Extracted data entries
"""
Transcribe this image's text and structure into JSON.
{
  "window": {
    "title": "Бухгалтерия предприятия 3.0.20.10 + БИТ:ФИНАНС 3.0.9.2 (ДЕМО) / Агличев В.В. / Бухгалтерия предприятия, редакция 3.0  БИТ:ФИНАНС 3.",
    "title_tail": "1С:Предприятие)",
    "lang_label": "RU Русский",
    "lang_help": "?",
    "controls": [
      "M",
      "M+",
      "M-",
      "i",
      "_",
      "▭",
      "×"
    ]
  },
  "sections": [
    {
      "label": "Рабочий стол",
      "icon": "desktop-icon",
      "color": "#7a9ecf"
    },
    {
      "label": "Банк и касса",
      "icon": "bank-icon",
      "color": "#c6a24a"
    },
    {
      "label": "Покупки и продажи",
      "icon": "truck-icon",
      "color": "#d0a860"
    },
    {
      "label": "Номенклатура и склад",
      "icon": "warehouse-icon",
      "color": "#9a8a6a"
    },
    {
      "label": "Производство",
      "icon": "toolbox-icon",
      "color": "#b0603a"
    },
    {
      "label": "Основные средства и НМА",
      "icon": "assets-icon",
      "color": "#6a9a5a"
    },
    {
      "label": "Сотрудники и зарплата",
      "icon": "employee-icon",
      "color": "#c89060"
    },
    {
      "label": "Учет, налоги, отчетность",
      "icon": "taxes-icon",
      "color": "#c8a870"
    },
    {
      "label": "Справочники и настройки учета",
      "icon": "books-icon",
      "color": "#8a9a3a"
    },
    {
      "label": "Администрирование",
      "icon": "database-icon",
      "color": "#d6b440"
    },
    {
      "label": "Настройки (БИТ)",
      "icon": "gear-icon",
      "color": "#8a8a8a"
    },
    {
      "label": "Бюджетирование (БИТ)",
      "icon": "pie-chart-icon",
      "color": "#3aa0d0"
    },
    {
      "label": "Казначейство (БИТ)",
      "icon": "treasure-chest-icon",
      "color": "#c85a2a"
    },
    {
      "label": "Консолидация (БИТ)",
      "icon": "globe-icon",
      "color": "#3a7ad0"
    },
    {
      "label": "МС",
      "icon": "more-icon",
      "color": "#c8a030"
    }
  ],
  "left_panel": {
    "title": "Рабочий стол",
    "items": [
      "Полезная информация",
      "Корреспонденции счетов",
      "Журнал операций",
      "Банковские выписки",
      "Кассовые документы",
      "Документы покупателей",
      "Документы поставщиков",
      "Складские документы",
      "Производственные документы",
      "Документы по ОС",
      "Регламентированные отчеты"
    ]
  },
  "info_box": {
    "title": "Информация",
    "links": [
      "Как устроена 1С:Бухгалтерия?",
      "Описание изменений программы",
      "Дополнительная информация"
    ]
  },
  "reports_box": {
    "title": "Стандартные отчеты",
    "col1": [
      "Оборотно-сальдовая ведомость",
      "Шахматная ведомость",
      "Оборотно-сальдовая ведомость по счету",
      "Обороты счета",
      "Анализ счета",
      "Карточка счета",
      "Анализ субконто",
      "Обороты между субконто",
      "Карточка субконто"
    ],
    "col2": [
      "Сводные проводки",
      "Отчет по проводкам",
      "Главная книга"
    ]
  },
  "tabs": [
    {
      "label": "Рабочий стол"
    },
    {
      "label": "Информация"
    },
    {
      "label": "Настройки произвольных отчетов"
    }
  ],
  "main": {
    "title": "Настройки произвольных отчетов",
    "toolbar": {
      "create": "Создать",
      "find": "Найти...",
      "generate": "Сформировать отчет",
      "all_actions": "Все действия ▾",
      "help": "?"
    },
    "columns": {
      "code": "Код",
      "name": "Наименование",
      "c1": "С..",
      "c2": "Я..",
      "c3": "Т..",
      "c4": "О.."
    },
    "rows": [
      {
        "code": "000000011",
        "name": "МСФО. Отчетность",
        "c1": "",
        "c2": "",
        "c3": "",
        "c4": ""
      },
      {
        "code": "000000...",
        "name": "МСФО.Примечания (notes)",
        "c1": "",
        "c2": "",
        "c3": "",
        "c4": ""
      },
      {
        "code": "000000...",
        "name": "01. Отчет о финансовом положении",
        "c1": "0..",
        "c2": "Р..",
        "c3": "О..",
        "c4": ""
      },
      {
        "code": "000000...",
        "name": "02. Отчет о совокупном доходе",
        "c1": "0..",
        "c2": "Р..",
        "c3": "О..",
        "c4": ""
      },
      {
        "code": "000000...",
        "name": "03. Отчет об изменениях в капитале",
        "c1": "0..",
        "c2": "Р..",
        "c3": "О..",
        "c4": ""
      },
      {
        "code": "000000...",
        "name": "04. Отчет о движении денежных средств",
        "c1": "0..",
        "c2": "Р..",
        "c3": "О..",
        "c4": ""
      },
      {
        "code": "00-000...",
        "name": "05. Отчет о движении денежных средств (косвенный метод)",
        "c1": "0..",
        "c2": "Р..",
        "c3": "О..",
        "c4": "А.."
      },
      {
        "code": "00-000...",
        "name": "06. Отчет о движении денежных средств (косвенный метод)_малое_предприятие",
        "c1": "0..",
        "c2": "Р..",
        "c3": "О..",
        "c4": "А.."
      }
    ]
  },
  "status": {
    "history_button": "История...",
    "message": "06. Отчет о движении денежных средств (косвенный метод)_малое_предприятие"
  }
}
"""
> Task instructions
Make a copy of each line that contains the string "Рабочий".

> Final result
      "label": "Рабочий стол",
    "title": "Рабочий стол",
      "label": "Рабочий стол"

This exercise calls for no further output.